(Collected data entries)

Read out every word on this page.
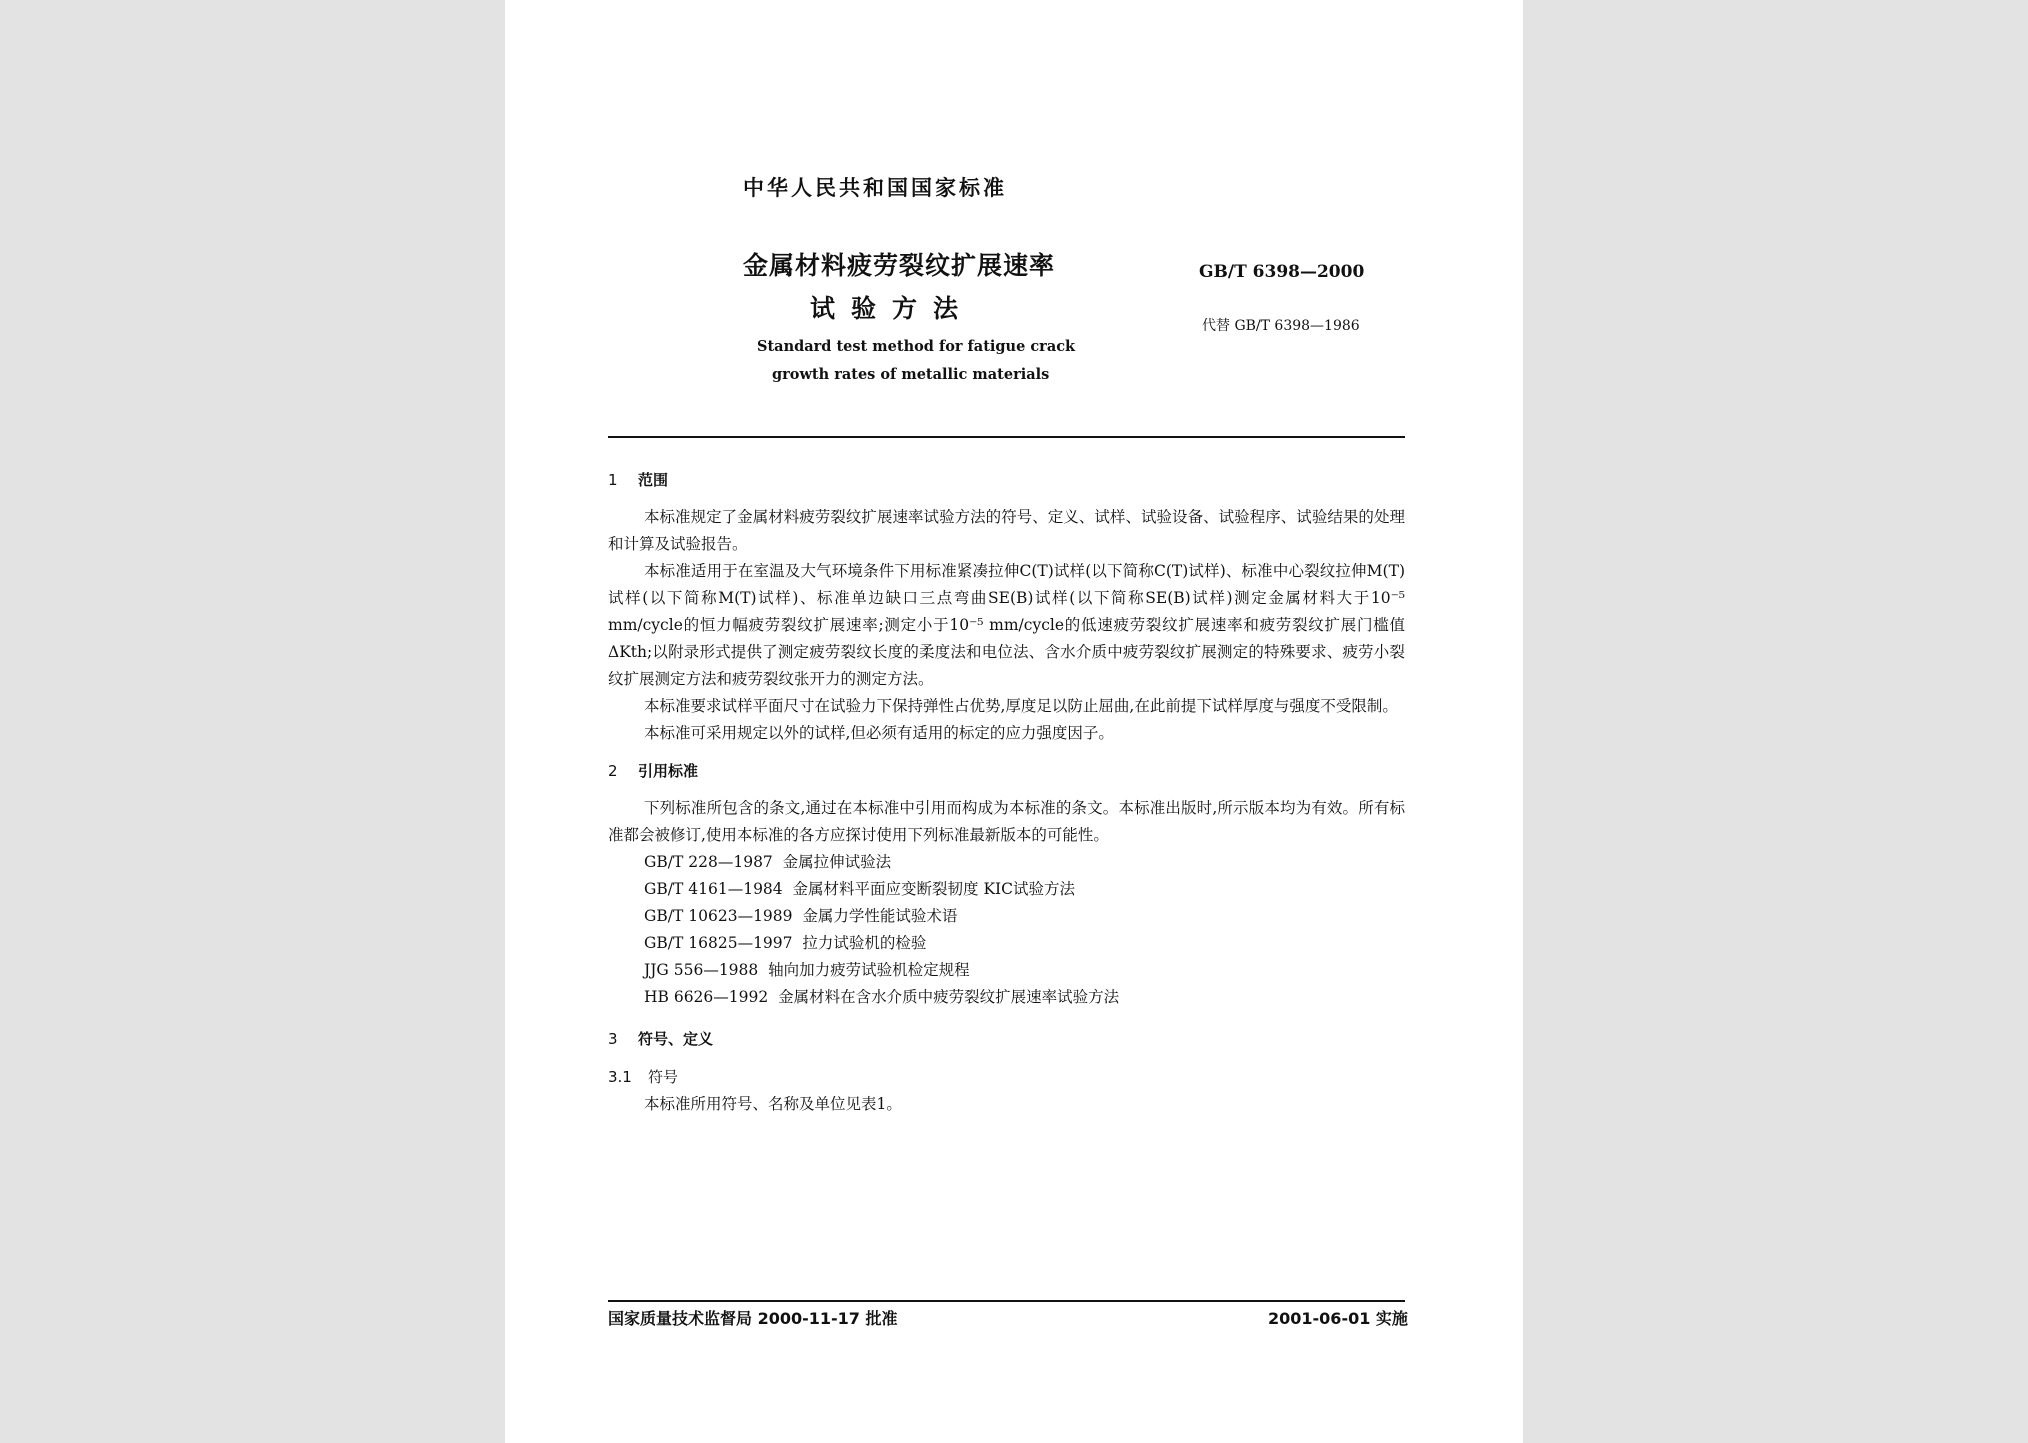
中华人民共和国国家标准
金属材料疲劳裂纹扩展速率
试验方法
Standard test method for fatigue crack
growth rates of metallic materials
GB/T 6398—2000
代替 GB/T 6398—1986
1 范围

本标准规定了金属材料疲劳裂纹扩展速率试验方法的符号、定义、试样、试验设备、试验程序、试验结果的处理和计算及试验报告。

本标准适用于在室温及大气环境条件下用标准紧凑拉伸C(T)试样(以下简称C(T)试样)、标准中心裂纹拉伸M(T)试样(以下简称M(T)试样)、标准单边缺口三点弯曲SE(B)试样(以下简称SE(B)试样)测定金属材料大于10⁻⁵ mm/cycle的恒力幅疲劳裂纹扩展速率;测定小于10⁻⁵ mm/cycle的低速疲劳裂纹扩展速率和疲劳裂纹扩展门槛值ΔKth;以附录形式提供了测定疲劳裂纹长度的柔度法和电位法、含水介质中疲劳裂纹扩展测定的特殊要求、疲劳小裂纹扩展测定方法和疲劳裂纹张开力的测定方法。

本标准要求试样平面尺寸在试验力下保持弹性占优势,厚度足以防止屈曲,在此前提下试样厚度与强度不受限制。

本标准可采用规定以外的试样,但必须有适用的标定的应力强度因子。

2 引用标准

下列标准所包含的条文,通过在本标准中引用而构成为本标准的条文。本标准出版时,所示版本均为有效。所有标准都会被修订,使用本标准的各方应探讨使用下列标准最新版本的可能性。

GB/T 228—1987 金属拉伸试验法

GB/T 4161—1984 金属材料平面应变断裂韧度 KIC试验方法

GB/T 10623—1989 金属力学性能试验术语

GB/T 16825—1997 拉力试验机的检验

JJG 556—1988 轴向加力疲劳试验机检定规程

HB 6626—1992 金属材料在含水介质中疲劳裂纹扩展速率试验方法

3 符号、定义
3.1 符号

本标准所用符号、名称及单位见表1。

国家质量技术监督局 2000-11-17 批准	2001-06-01 实施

= Problem statement =
Exactly reproduce the entries above, minus the pictures.

= Final result =
Read out every word on this page.
中华人民共和国国家标准
金属材料疲劳裂纹扩展速率
试验方法
Standard test method for fatigue crack
growth rates of metallic materials
GB/T 6398—2000
代替 GB/T 6398—1986
1 范围

本标准规定了金属材料疲劳裂纹扩展速率试验方法的符号、定义、试样、试验设备、试验程序、试验结果的处理和计算及试验报告。

本标准适用于在室温及大气环境条件下用标准紧凑拉伸C(T)试样(以下简称C(T)试样)、标准中心裂纹拉伸M(T)试样(以下简称M(T)试样)、标准单边缺口三点弯曲SE(B)试样(以下简称SE(B)试样)测定金属材料大于10⁻⁵ mm/cycle的恒力幅疲劳裂纹扩展速率;测定小于10⁻⁵ mm/cycle的低速疲劳裂纹扩展速率和疲劳裂纹扩展门槛值ΔKth;以附录形式提供了测定疲劳裂纹长度的柔度法和电位法、含水介质中疲劳裂纹扩展测定的特殊要求、疲劳小裂纹扩展测定方法和疲劳裂纹张开力的测定方法。

本标准要求试样平面尺寸在试验力下保持弹性占优势,厚度足以防止屈曲,在此前提下试样厚度与强度不受限制。

本标准可采用规定以外的试样,但必须有适用的标定的应力强度因子。

2 引用标准

下列标准所包含的条文,通过在本标准中引用而构成为本标准的条文。本标准出版时,所示版本均为有效。所有标准都会被修订,使用本标准的各方应探讨使用下列标准最新版本的可能性。

GB/T 228—1987 金属拉伸试验法

GB/T 4161—1984 金属材料平面应变断裂韧度 KIC试验方法

GB/T 10623—1989 金属力学性能试验术语

GB/T 16825—1997 拉力试验机的检验

JJG 556—1988 轴向加力疲劳试验机检定规程

HB 6626—1992 金属材料在含水介质中疲劳裂纹扩展速率试验方法

3 符号、定义
3.1 符号

本标准所用符号、名称及单位见表1。

国家质量技术监督局 2000-11-17 批准	2001-06-01 实施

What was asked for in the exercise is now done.